■ Direction:
Copy out every line that contains the word "ylabel".

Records
-- begin --
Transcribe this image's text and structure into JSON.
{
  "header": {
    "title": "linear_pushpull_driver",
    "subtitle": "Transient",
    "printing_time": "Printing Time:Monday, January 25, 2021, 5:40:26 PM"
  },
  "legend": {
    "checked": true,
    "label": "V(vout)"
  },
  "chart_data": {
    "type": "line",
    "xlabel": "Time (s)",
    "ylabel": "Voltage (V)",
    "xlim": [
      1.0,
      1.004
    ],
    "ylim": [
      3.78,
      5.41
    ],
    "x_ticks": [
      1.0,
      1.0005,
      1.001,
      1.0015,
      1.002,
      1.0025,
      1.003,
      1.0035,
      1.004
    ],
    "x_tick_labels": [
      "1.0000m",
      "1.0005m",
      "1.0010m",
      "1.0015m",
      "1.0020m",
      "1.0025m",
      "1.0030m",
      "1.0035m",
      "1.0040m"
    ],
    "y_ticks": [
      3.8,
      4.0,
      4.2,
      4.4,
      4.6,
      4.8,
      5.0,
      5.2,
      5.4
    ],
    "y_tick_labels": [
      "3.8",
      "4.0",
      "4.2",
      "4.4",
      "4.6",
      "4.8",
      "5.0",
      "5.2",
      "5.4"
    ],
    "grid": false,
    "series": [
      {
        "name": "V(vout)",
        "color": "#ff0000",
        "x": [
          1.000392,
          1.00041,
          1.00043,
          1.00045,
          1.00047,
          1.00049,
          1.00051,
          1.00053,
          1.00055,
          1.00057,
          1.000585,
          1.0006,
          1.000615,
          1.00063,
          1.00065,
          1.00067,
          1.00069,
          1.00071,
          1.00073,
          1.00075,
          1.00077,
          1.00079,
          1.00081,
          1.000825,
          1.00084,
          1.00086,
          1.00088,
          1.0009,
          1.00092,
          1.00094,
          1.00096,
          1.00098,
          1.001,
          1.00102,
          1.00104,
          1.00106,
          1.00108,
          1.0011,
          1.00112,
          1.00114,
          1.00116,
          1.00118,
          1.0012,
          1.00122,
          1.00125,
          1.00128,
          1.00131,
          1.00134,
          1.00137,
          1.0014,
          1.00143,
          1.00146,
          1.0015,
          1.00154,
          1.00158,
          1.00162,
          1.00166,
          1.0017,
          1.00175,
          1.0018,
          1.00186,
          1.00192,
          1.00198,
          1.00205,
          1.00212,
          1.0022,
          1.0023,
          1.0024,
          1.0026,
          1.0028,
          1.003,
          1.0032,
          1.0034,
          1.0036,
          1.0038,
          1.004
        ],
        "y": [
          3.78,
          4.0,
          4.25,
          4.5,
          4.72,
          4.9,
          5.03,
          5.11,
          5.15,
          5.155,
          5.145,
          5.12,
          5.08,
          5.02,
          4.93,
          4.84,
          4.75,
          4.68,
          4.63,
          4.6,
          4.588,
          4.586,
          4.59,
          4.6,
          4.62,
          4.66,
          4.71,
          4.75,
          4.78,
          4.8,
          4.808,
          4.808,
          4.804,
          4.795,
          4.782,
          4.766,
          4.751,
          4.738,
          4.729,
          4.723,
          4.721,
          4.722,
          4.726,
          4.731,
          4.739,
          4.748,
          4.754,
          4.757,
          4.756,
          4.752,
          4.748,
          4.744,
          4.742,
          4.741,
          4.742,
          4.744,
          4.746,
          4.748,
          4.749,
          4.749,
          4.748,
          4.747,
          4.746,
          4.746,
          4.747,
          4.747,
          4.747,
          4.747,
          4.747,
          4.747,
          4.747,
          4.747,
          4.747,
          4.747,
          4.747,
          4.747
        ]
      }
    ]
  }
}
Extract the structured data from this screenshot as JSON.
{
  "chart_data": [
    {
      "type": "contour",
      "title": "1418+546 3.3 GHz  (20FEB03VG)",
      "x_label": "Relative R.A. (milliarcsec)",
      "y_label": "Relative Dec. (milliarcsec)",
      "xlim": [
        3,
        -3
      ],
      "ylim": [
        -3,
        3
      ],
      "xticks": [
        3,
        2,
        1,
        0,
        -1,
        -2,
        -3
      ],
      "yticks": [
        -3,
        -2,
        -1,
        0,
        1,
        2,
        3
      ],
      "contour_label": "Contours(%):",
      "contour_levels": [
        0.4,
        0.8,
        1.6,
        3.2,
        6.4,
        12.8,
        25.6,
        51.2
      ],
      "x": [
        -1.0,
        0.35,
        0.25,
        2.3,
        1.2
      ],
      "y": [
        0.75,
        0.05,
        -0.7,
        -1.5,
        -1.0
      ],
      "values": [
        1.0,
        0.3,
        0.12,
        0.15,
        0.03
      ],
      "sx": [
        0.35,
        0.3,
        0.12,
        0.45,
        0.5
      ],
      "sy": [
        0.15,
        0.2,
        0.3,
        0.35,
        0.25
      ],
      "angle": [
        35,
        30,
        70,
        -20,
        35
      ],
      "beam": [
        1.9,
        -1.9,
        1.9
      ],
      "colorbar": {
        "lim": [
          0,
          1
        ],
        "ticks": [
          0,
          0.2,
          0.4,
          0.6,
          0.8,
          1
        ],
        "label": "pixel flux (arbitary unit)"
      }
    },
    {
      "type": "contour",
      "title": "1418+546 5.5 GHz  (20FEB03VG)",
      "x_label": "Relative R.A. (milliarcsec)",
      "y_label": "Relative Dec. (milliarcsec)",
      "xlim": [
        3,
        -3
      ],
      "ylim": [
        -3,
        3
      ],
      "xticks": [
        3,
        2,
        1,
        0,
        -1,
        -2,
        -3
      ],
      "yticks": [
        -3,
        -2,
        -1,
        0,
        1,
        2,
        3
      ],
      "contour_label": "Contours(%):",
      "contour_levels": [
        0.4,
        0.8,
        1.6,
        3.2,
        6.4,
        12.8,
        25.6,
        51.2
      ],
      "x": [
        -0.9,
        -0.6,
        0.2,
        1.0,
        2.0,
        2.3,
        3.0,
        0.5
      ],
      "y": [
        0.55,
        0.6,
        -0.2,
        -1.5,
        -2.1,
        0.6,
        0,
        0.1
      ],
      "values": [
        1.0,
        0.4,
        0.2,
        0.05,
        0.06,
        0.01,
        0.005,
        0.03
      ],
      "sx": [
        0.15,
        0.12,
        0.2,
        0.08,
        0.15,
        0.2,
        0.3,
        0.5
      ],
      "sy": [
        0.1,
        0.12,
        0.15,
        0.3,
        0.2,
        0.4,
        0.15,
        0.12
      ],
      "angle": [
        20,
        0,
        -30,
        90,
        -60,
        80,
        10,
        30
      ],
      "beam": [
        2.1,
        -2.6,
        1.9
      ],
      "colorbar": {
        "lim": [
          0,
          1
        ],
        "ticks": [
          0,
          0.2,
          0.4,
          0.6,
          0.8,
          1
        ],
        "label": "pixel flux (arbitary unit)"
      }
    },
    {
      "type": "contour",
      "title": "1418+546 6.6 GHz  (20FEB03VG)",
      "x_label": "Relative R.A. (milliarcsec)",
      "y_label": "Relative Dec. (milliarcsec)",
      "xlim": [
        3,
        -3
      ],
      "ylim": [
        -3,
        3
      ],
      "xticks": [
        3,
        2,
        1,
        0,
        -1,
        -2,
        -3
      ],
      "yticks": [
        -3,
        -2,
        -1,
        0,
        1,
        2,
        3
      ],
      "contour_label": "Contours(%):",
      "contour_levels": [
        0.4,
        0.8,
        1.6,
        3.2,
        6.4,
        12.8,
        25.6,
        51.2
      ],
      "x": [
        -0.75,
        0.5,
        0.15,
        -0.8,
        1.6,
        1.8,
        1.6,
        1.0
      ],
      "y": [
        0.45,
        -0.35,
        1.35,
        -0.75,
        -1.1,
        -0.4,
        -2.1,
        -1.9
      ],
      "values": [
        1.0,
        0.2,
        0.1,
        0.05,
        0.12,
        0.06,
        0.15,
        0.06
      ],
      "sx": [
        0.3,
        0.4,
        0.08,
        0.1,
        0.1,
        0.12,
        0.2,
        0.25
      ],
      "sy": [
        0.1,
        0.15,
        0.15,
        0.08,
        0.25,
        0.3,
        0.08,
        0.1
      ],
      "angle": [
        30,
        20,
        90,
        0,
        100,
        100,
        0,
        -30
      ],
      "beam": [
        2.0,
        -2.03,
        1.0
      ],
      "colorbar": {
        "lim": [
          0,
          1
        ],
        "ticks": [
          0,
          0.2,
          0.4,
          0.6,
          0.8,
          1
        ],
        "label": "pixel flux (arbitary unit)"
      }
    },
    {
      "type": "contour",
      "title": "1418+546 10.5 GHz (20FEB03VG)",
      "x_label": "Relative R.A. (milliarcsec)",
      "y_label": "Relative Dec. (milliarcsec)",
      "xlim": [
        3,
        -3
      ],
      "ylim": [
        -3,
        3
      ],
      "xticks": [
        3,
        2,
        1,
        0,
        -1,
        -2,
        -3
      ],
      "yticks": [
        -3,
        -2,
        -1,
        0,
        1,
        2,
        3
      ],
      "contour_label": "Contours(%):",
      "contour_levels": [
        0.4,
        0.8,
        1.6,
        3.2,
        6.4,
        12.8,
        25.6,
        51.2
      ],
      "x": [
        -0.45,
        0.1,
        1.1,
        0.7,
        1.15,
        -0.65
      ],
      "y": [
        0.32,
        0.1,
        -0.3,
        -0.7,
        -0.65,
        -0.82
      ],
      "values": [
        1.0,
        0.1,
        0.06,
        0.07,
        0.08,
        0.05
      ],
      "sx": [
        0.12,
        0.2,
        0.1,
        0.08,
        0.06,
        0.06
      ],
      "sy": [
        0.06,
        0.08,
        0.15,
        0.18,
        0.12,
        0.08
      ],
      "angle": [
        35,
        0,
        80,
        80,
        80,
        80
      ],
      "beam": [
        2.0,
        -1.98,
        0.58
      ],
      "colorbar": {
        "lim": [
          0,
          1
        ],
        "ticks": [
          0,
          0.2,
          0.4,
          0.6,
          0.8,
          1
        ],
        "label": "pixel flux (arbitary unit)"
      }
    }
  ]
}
-- end --
-- begin --
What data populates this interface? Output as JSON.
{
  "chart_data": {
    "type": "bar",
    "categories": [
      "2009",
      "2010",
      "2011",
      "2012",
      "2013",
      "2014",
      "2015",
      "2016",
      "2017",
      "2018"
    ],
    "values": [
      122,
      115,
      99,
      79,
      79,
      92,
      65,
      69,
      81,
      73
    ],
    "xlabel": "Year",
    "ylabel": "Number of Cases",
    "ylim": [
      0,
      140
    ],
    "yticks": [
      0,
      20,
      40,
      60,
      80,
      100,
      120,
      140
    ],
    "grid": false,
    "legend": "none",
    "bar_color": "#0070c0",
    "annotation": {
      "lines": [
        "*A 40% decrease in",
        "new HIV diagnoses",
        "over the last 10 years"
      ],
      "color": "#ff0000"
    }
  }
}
-- end --
■ Problem solution:
    "ylabel": "Voltage (V)",
    "ylabel": "Number of Cases",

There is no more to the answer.